In the entries that follow, find the word "arrow" and report each line it is on.
------------------------------------------------------------------------
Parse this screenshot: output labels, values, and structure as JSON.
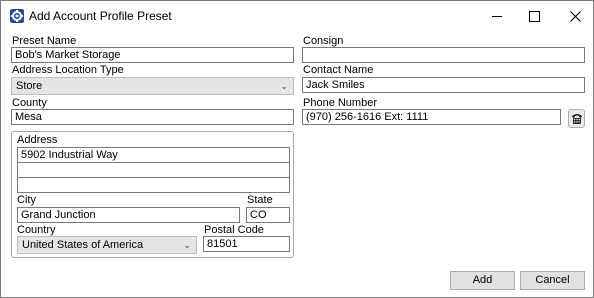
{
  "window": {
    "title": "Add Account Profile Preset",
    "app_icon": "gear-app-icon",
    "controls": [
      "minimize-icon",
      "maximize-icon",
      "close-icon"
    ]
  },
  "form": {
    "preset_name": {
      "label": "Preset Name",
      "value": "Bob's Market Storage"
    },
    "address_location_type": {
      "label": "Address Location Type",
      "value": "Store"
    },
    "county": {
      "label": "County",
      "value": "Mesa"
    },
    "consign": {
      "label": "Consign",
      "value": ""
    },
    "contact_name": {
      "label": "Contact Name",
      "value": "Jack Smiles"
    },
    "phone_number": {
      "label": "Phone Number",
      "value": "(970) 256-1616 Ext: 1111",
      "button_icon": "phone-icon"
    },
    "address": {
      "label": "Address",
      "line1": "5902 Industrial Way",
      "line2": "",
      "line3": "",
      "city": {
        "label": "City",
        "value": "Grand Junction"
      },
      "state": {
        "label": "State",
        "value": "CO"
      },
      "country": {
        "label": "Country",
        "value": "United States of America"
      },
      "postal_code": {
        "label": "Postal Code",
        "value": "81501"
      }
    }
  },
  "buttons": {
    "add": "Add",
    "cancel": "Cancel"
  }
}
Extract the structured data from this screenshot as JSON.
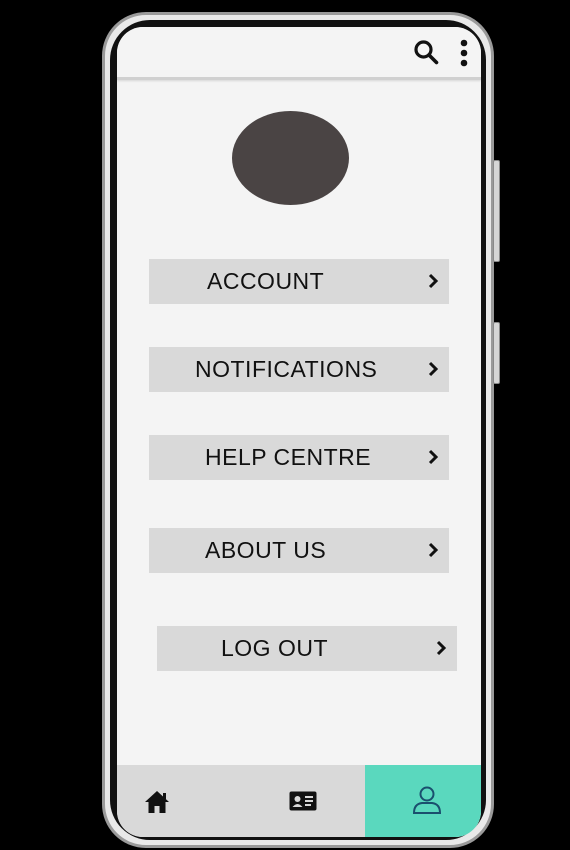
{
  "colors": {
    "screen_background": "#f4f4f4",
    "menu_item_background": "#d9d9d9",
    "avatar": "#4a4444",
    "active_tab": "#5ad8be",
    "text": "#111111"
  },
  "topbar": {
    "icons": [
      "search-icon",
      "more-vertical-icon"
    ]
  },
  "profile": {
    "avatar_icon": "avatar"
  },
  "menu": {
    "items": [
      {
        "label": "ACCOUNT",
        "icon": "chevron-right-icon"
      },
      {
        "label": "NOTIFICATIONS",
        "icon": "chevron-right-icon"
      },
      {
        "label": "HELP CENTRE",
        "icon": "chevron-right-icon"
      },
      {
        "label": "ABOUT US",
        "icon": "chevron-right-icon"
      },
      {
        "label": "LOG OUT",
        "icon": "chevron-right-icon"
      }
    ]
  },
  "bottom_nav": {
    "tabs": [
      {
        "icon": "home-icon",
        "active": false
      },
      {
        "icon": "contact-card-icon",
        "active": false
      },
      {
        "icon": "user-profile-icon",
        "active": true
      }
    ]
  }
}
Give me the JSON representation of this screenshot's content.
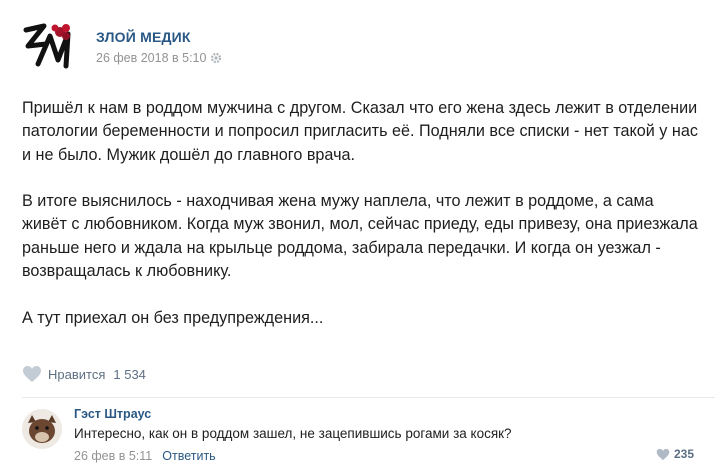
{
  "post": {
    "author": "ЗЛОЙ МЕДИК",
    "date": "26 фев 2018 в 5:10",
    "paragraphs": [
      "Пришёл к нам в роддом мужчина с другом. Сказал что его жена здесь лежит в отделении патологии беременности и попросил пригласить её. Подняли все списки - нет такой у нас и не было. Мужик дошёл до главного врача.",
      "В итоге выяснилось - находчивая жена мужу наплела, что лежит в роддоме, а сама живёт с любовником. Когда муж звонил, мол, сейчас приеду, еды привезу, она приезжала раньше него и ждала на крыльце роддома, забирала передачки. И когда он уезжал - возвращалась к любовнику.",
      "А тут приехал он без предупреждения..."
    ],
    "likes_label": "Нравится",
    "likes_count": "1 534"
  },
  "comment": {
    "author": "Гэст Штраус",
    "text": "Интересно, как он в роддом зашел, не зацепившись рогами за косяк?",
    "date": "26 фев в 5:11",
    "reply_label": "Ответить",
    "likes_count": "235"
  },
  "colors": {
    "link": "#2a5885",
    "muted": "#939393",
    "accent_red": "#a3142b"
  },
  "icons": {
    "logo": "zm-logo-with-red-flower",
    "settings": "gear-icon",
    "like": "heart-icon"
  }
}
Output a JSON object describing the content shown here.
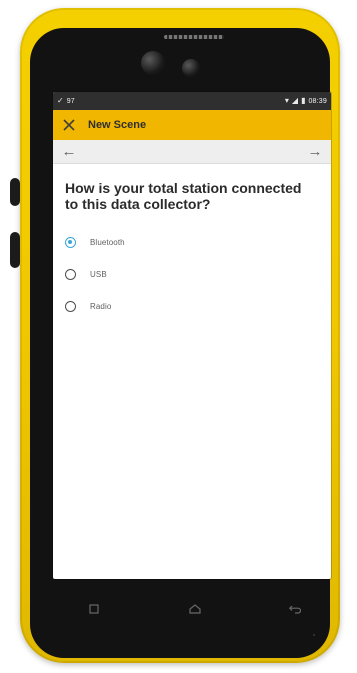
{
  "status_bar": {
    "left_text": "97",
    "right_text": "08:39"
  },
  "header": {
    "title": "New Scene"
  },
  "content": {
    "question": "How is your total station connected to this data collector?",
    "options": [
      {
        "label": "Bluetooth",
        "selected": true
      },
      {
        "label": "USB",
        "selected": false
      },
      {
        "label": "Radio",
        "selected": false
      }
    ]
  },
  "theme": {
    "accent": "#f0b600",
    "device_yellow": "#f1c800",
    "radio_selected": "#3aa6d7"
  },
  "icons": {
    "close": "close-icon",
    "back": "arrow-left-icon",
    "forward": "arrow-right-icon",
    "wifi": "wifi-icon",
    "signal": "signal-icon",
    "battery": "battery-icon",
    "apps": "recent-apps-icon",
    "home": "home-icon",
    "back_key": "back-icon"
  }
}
------------------------------------------------------------------------
» Written solution
    "back": "arrow-left-icon",
    "forward": "arrow-right-icon",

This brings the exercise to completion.